Your task: Reproduce the full listing below unchanged, apart from the pictures.

Saved data entries
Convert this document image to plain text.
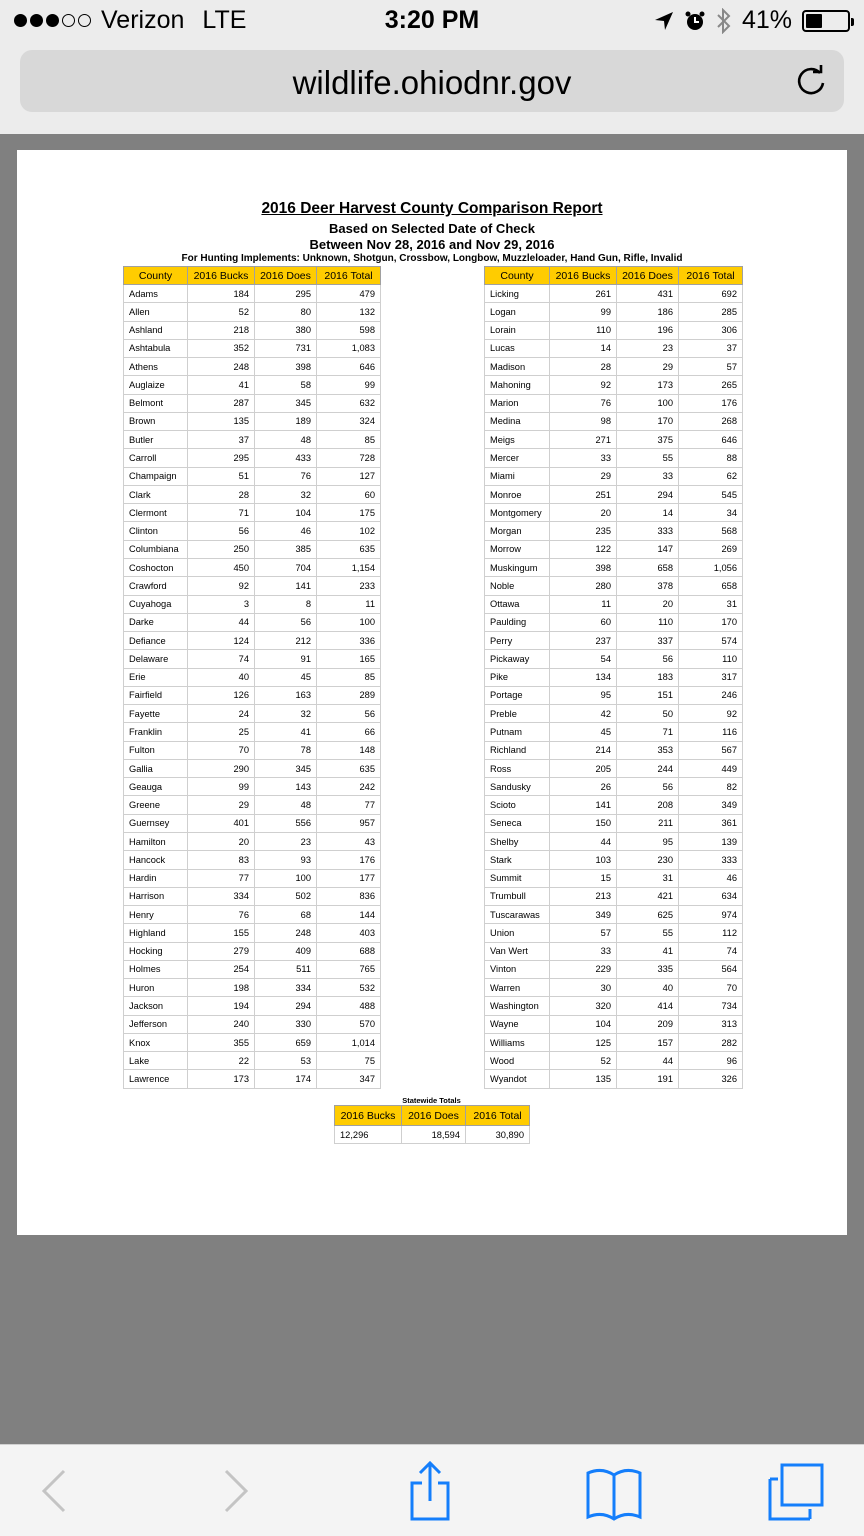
Verizon LTE	3:20 PM	41%
wildlife.ohiodnr.gov
2016 Deer Harvest County Comparison Report
Based on Selected Date of Check
Between Nov 28, 2016 and Nov 29, 2016
For Hunting Implements: Unknown, Shotgun, Crossbow, Longbow, Muzzleloader, Hand Gun, Rifle, Invalid
County	2016 Bucks	2016 Does	2016 Total
Adams	184	295	479
Allen	52	80	132
Ashland	218	380	598
Ashtabula	352	731	1,083
Athens	248	398	646
Auglaize	41	58	99
Belmont	287	345	632
Brown	135	189	324
Butler	37	48	85
Carroll	295	433	728
Champaign	51	76	127
Clark	28	32	60
Clermont	71	104	175
Clinton	56	46	102
Columbiana	250	385	635
Coshocton	450	704	1,154
Crawford	92	141	233
Cuyahoga	3	8	11
Darke	44	56	100
Defiance	124	212	336
Delaware	74	91	165
Erie	40	45	85
Fairfield	126	163	289
Fayette	24	32	56
Franklin	25	41	66
Fulton	70	78	148
Gallia	290	345	635
Geauga	99	143	242
Greene	29	48	77
Guernsey	401	556	957
Hamilton	20	23	43
Hancock	83	93	176
Hardin	77	100	177
Harrison	334	502	836
Henry	76	68	144
Highland	155	248	403
Hocking	279	409	688
Holmes	254	511	765
Huron	198	334	532
Jackson	194	294	488
Jefferson	240	330	570
Knox	355	659	1,014
Lake	22	53	75
Lawrence	173	174	347
County	2016 Bucks	2016 Does	2016 Total
Licking	261	431	692
Logan	99	186	285
Lorain	110	196	306
Lucas	14	23	37
Madison	28	29	57
Mahoning	92	173	265
Marion	76	100	176
Medina	98	170	268
Meigs	271	375	646
Mercer	33	55	88
Miami	29	33	62
Monroe	251	294	545
Montgomery	20	14	34
Morgan	235	333	568
Morrow	122	147	269
Muskingum	398	658	1,056
Noble	280	378	658
Ottawa	11	20	31
Paulding	60	110	170
Perry	237	337	574
Pickaway	54	56	110
Pike	134	183	317
Portage	95	151	246
Preble	42	50	92
Putnam	45	71	116
Richland	214	353	567
Ross	205	244	449
Sandusky	26	56	82
Scioto	141	208	349
Seneca	150	211	361
Shelby	44	95	139
Stark	103	230	333
Summit	15	31	46
Trumbull	213	421	634
Tuscarawas	349	625	974
Union	57	55	112
Van Wert	33	41	74
Vinton	229	335	564
Warren	30	40	70
Washington	320	414	734
Wayne	104	209	313
Williams	125	157	282
Wood	52	44	96
Wyandot	135	191	326
Statewide Totals
2016 Bucks	2016 Does	2016 Total
12,296	18,594	30,890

Written answer:
Convert this document image to plain text.
Verizon LTE	3:20 PM	41%
wildlife.ohiodnr.gov
2016 Deer Harvest County Comparison Report
Based on Selected Date of Check
Between Nov 28, 2016 and Nov 29, 2016
For Hunting Implements: Unknown, Shotgun, Crossbow, Longbow, Muzzleloader, Hand Gun, Rifle, Invalid
County	2016 Bucks	2016 Does	2016 Total
Adams	184	295	479
Allen	52	80	132
Ashland	218	380	598
Ashtabula	352	731	1,083
Athens	248	398	646
Auglaize	41	58	99
Belmont	287	345	632
Brown	135	189	324
Butler	37	48	85
Carroll	295	433	728
Champaign	51	76	127
Clark	28	32	60
Clermont	71	104	175
Clinton	56	46	102
Columbiana	250	385	635
Coshocton	450	704	1,154
Crawford	92	141	233
Cuyahoga	3	8	11
Darke	44	56	100
Defiance	124	212	336
Delaware	74	91	165
Erie	40	45	85
Fairfield	126	163	289
Fayette	24	32	56
Franklin	25	41	66
Fulton	70	78	148
Gallia	290	345	635
Geauga	99	143	242
Greene	29	48	77
Guernsey	401	556	957
Hamilton	20	23	43
Hancock	83	93	176
Hardin	77	100	177
Harrison	334	502	836
Henry	76	68	144
Highland	155	248	403
Hocking	279	409	688
Holmes	254	511	765
Huron	198	334	532
Jackson	194	294	488
Jefferson	240	330	570
Knox	355	659	1,014
Lake	22	53	75
Lawrence	173	174	347
County	2016 Bucks	2016 Does	2016 Total
Licking	261	431	692
Logan	99	186	285
Lorain	110	196	306
Lucas	14	23	37
Madison	28	29	57
Mahoning	92	173	265
Marion	76	100	176
Medina	98	170	268
Meigs	271	375	646
Mercer	33	55	88
Miami	29	33	62
Monroe	251	294	545
Montgomery	20	14	34
Morgan	235	333	568
Morrow	122	147	269
Muskingum	398	658	1,056
Noble	280	378	658
Ottawa	11	20	31
Paulding	60	110	170
Perry	237	337	574
Pickaway	54	56	110
Pike	134	183	317
Portage	95	151	246
Preble	42	50	92
Putnam	45	71	116
Richland	214	353	567
Ross	205	244	449
Sandusky	26	56	82
Scioto	141	208	349
Seneca	150	211	361
Shelby	44	95	139
Stark	103	230	333
Summit	15	31	46
Trumbull	213	421	634
Tuscarawas	349	625	974
Union	57	55	112
Van Wert	33	41	74
Vinton	229	335	564
Warren	30	40	70
Washington	320	414	734
Wayne	104	209	313
Williams	125	157	282
Wood	52	44	96
Wyandot	135	191	326
Statewide Totals
2016 Bucks	2016 Does	2016 Total
12,296	18,594	30,890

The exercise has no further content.